#### [TASK OBJECTIVE]
Tally the lines in the listing below that contain "avec" and report the tally alone.

#### [TASK INPUT]
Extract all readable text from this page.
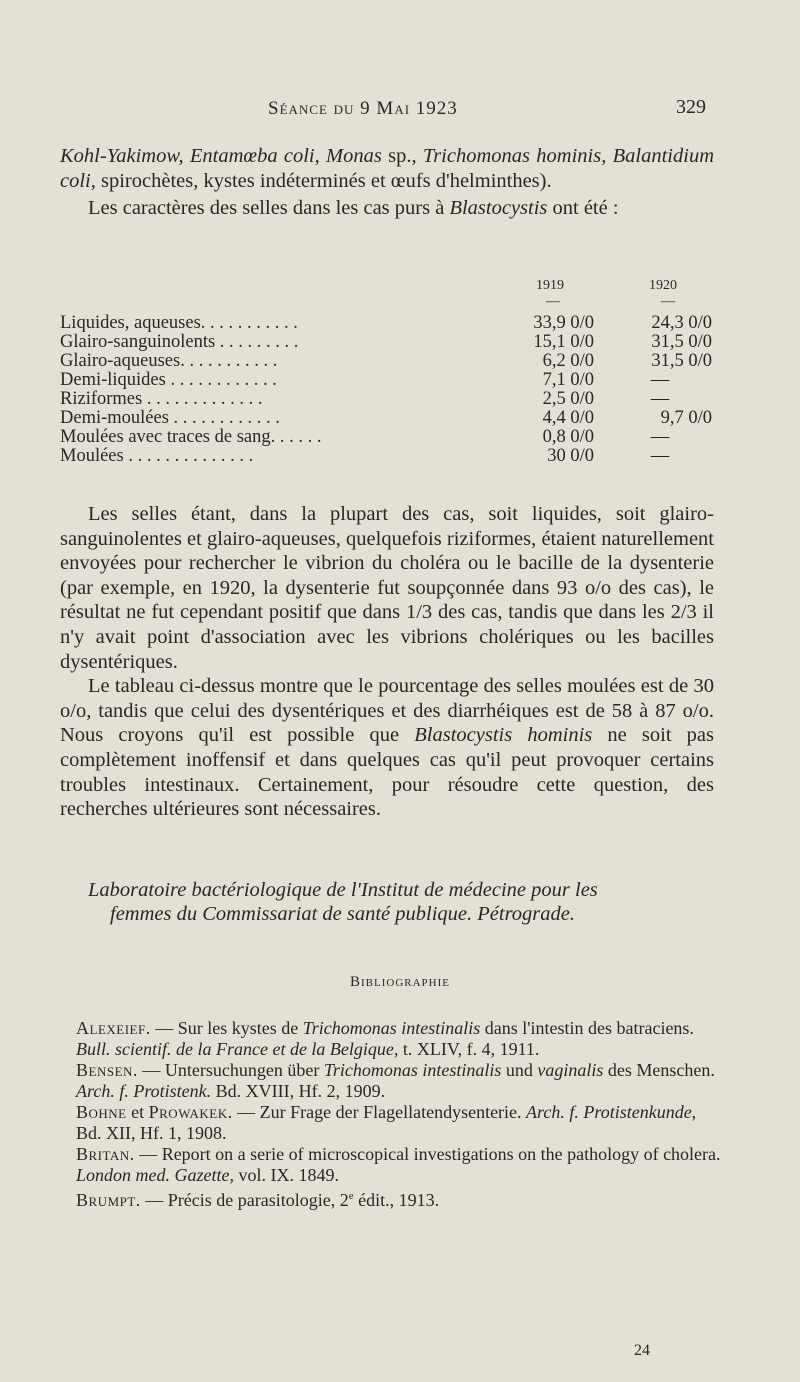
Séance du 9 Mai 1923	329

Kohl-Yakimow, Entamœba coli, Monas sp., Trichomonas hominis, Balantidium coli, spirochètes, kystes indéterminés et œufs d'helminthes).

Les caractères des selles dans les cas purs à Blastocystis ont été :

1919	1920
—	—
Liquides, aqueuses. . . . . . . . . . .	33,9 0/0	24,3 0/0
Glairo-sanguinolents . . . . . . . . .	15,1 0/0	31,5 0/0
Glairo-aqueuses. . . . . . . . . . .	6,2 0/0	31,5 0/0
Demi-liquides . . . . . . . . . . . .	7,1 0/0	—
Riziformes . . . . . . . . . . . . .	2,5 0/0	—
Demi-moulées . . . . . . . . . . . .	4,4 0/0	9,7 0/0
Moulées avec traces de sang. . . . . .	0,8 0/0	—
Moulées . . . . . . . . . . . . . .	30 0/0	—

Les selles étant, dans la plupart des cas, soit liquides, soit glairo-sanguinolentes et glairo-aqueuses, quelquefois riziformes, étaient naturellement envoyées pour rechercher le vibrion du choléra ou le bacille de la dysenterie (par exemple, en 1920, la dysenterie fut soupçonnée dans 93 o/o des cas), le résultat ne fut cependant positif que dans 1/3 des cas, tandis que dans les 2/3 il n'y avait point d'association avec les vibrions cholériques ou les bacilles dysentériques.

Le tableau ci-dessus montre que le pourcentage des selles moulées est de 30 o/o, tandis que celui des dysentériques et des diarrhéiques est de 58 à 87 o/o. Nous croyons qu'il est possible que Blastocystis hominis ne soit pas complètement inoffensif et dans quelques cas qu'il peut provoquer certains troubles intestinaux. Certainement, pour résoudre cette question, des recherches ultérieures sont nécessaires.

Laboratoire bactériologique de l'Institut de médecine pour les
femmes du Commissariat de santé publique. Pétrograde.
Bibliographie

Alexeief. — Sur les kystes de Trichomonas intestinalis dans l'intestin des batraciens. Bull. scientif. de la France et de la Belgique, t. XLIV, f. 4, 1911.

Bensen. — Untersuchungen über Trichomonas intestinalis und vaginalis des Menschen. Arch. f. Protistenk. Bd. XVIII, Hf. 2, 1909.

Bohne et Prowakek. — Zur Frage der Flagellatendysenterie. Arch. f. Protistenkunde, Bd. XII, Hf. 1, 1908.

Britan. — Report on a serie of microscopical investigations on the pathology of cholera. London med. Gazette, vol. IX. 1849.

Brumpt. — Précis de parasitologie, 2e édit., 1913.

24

* * *

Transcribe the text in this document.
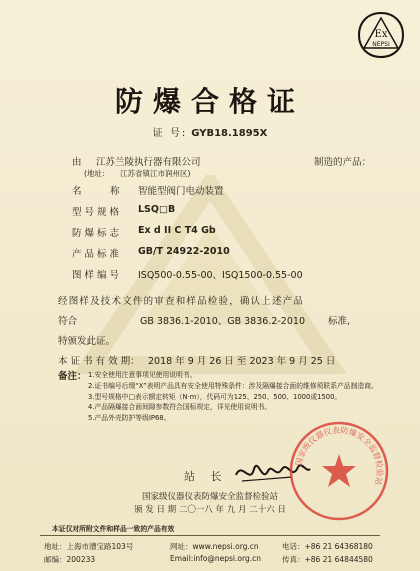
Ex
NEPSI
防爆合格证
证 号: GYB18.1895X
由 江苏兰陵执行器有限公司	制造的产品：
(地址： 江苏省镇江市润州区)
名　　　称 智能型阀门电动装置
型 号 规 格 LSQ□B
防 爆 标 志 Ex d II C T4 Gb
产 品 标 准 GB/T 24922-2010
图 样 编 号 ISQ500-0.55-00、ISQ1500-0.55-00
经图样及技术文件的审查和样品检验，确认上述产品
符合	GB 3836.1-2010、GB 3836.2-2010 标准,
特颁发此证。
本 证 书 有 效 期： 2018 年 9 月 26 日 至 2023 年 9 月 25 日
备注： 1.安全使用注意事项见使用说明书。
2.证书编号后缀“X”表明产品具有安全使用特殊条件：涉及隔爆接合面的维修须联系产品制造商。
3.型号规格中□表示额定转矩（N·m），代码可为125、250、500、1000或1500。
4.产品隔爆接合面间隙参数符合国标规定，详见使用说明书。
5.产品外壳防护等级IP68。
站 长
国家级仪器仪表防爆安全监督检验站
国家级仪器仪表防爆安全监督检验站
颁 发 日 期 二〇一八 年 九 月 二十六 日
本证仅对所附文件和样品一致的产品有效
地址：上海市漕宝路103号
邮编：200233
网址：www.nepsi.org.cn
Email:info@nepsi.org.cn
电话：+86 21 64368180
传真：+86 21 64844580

==

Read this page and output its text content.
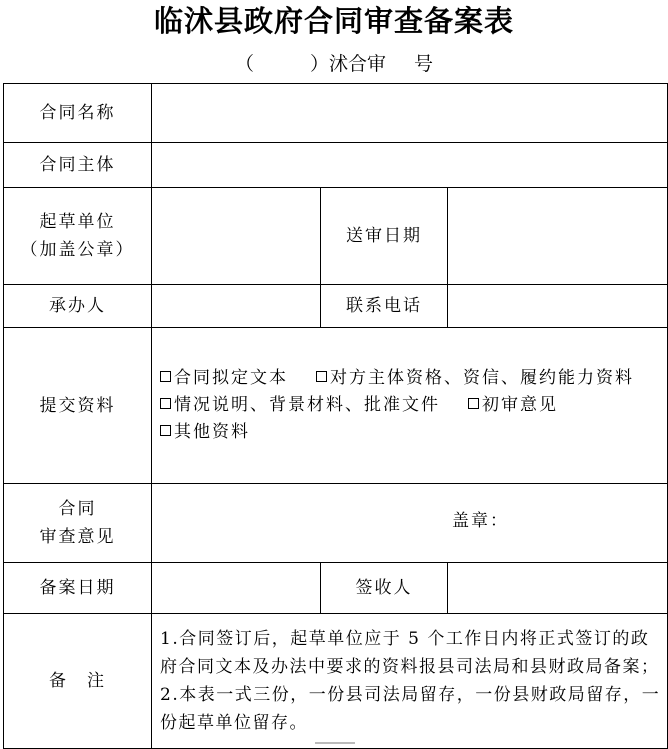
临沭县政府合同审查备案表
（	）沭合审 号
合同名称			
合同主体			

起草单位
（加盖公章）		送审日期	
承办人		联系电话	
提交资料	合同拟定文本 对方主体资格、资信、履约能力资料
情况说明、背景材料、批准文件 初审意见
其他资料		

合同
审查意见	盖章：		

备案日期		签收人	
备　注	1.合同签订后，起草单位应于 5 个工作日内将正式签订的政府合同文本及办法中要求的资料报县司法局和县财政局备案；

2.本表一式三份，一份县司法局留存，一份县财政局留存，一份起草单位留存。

#### [RESULT FOR THIS EXERCISE]
2